• [Task description] Reproduce the data below, swapping every "data-point-marker" for "point-marker" and keeping everything else the same.

• [Record set]
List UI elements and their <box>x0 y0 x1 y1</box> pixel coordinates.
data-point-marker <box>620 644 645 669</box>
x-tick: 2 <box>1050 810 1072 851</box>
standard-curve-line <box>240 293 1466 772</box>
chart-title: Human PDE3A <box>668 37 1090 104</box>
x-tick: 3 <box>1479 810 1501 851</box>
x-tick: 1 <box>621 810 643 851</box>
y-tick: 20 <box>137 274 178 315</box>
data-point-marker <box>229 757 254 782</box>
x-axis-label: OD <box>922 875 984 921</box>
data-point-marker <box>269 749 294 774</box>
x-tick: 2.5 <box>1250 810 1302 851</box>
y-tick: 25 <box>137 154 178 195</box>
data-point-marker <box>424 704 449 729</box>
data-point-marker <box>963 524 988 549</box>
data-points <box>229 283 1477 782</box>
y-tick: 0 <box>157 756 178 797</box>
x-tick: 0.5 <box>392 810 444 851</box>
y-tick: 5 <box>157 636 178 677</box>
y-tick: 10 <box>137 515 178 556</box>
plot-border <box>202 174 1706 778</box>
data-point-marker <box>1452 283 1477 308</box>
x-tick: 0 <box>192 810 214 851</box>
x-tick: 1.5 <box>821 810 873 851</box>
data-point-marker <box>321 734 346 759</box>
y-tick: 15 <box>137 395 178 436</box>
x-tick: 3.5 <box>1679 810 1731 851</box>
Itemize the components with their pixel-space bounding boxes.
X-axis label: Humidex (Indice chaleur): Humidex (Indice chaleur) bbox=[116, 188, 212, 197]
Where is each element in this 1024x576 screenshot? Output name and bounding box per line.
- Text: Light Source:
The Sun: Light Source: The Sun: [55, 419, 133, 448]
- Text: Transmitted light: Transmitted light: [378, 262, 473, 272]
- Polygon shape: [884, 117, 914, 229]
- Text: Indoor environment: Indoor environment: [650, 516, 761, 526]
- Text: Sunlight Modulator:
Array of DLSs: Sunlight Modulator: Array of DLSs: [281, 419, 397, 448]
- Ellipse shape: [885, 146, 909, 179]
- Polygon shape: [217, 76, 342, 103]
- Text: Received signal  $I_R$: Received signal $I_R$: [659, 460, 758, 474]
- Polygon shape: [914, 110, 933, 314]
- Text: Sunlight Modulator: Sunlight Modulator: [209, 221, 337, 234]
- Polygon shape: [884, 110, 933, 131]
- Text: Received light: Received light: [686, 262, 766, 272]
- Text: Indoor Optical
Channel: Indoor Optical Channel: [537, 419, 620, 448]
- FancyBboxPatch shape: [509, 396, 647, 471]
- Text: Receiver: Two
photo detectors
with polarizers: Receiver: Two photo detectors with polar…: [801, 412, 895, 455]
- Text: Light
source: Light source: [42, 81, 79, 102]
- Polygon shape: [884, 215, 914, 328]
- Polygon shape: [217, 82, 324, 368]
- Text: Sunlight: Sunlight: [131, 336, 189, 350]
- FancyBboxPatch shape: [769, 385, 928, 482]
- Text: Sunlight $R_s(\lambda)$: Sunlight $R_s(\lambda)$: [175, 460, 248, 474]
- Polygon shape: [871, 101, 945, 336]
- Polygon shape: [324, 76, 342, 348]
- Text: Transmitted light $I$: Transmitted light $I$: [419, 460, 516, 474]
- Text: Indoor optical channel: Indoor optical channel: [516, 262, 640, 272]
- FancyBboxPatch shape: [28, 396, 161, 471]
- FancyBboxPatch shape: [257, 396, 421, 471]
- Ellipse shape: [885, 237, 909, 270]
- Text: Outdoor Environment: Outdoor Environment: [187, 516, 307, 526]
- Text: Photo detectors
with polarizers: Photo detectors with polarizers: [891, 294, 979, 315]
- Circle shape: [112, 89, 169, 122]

• [Written reply]
List UI elements and their <box>x0 y0 x1 y1</box> pixel coordinates.
point-marker <box>620 644 645 669</box>
x-tick: 2 <box>1050 810 1072 851</box>
standard-curve-line <box>240 293 1466 772</box>
chart-title: Human PDE3A <box>668 37 1090 104</box>
x-tick: 3 <box>1479 810 1501 851</box>
x-tick: 1 <box>621 810 643 851</box>
y-tick: 20 <box>137 274 178 315</box>
point-marker <box>229 757 254 782</box>
x-axis-label: OD <box>922 875 984 921</box>
point-marker <box>269 749 294 774</box>
x-tick: 2.5 <box>1250 810 1302 851</box>
y-tick: 25 <box>137 154 178 195</box>
point-marker <box>424 704 449 729</box>
point-marker <box>963 524 988 549</box>
data-points <box>229 283 1477 782</box>
y-tick: 0 <box>157 756 178 797</box>
x-tick: 0.5 <box>392 810 444 851</box>
y-tick: 5 <box>157 636 178 677</box>
y-tick: 10 <box>137 515 178 556</box>
plot-border <box>202 174 1706 778</box>
point-marker <box>1452 283 1477 308</box>
x-tick: 0 <box>192 810 214 851</box>
x-tick: 1.5 <box>821 810 873 851</box>
point-marker <box>321 734 346 759</box>
y-tick: 15 <box>137 395 178 436</box>
x-tick: 3.5 <box>1679 810 1731 851</box>
Itemize the components with their pixel-space bounding boxes.
X-axis label: Humidex (Indice chaleur): Humidex (Indice chaleur) bbox=[116, 188, 212, 197]
Where is each element in this 1024x576 screenshot? Output name and bounding box per line.
- Text: Light Source:
The Sun: Light Source: The Sun: [55, 419, 133, 448]
- Text: Transmitted light: Transmitted light: [378, 262, 473, 272]
- Polygon shape: [884, 117, 914, 229]
- Text: Indoor environment: Indoor environment: [650, 516, 761, 526]
- Text: Sunlight Modulator:
Array of DLSs: Sunlight Modulator: Array of DLSs: [281, 419, 397, 448]
- Ellipse shape: [885, 146, 909, 179]
- Polygon shape: [217, 76, 342, 103]
- Text: Received signal  $I_R$: Received signal $I_R$: [659, 460, 758, 474]
- Polygon shape: [914, 110, 933, 314]
- Text: Sunlight Modulator: Sunlight Modulator: [209, 221, 337, 234]
- Polygon shape: [884, 110, 933, 131]
- Text: Received light: Received light: [686, 262, 766, 272]
- Text: Indoor Optical
Channel: Indoor Optical Channel: [537, 419, 620, 448]
- FancyBboxPatch shape: [509, 396, 647, 471]
- Text: Receiver: Two
photo detectors
with polarizers: Receiver: Two photo detectors with polar…: [801, 412, 895, 455]
- Text: Light
source: Light source: [42, 81, 79, 102]
- Polygon shape: [884, 215, 914, 328]
- Polygon shape: [217, 82, 324, 368]
- Text: Sunlight: Sunlight: [131, 336, 189, 350]
- FancyBboxPatch shape: [769, 385, 928, 482]
- Text: Sunlight $R_s(\lambda)$: Sunlight $R_s(\lambda)$: [175, 460, 248, 474]
- Polygon shape: [871, 101, 945, 336]
- Polygon shape: [324, 76, 342, 348]
- Text: Transmitted light $I$: Transmitted light $I$: [419, 460, 516, 474]
- Text: Indoor optical channel: Indoor optical channel: [516, 262, 640, 272]
- FancyBboxPatch shape: [28, 396, 161, 471]
- FancyBboxPatch shape: [257, 396, 421, 471]
- Ellipse shape: [885, 237, 909, 270]
- Text: Outdoor Environment: Outdoor Environment: [187, 516, 307, 526]
- Text: Photo detectors
with polarizers: Photo detectors with polarizers: [891, 294, 979, 315]
- Circle shape: [112, 89, 169, 122]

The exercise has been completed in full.